Reproduce the items below verbatim, keeping every line unchanged.
** START OF The data **
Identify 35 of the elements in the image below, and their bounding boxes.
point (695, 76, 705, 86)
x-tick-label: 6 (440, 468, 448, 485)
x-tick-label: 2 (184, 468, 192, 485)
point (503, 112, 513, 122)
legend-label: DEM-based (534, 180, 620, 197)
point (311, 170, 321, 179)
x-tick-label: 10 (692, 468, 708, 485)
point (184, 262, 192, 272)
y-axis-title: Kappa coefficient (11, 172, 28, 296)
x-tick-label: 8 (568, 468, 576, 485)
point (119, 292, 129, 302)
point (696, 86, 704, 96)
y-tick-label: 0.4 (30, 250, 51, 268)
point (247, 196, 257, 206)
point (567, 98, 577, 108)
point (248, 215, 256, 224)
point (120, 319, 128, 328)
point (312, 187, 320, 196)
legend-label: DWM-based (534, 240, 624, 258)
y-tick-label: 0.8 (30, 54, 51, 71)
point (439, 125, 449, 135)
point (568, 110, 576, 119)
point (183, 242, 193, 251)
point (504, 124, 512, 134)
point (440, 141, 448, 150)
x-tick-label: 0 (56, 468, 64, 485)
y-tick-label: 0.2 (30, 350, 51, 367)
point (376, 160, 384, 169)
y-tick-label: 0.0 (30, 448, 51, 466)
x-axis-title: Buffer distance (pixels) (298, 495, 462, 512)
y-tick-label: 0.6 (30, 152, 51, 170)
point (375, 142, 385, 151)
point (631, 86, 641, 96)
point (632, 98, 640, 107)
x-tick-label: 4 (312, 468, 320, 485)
** END OF The data **
## Answer in full:
Identify 35 of the elements in the image below, and their bounding boxes.
point (695, 76, 705, 86)
x-tick-label: 6 (440, 468, 448, 485)
x-tick-label: 2 (184, 468, 192, 485)
point (503, 112, 513, 122)
legend-label: DEM-based (534, 180, 620, 197)
point (311, 170, 321, 179)
x-tick-label: 10 (692, 468, 708, 485)
point (184, 262, 192, 272)
y-axis-title: Kappa coefficient (11, 172, 28, 296)
x-tick-label: 8 (568, 468, 576, 485)
point (119, 292, 129, 302)
point (696, 86, 704, 96)
y-tick-label: 0.4 (30, 250, 51, 268)
point (247, 196, 257, 206)
point (567, 98, 577, 108)
point (248, 215, 256, 224)
point (120, 319, 128, 328)
point (312, 187, 320, 196)
legend-label: DWM-based (534, 240, 624, 258)
y-tick-label: 0.8 (30, 54, 51, 71)
point (439, 125, 449, 135)
point (568, 110, 576, 119)
point (183, 242, 193, 251)
point (504, 124, 512, 134)
point (440, 141, 448, 150)
x-tick-label: 0 (56, 468, 64, 485)
y-tick-label: 0.2 (30, 350, 51, 367)
point (376, 160, 384, 169)
y-tick-label: 0.0 (30, 448, 51, 466)
x-axis-title: Buffer distance (pixels) (298, 495, 462, 512)
y-tick-label: 0.6 (30, 152, 51, 170)
point (375, 142, 385, 151)
point (631, 86, 641, 96)
point (632, 98, 640, 107)
x-tick-label: 4 (312, 468, 320, 485)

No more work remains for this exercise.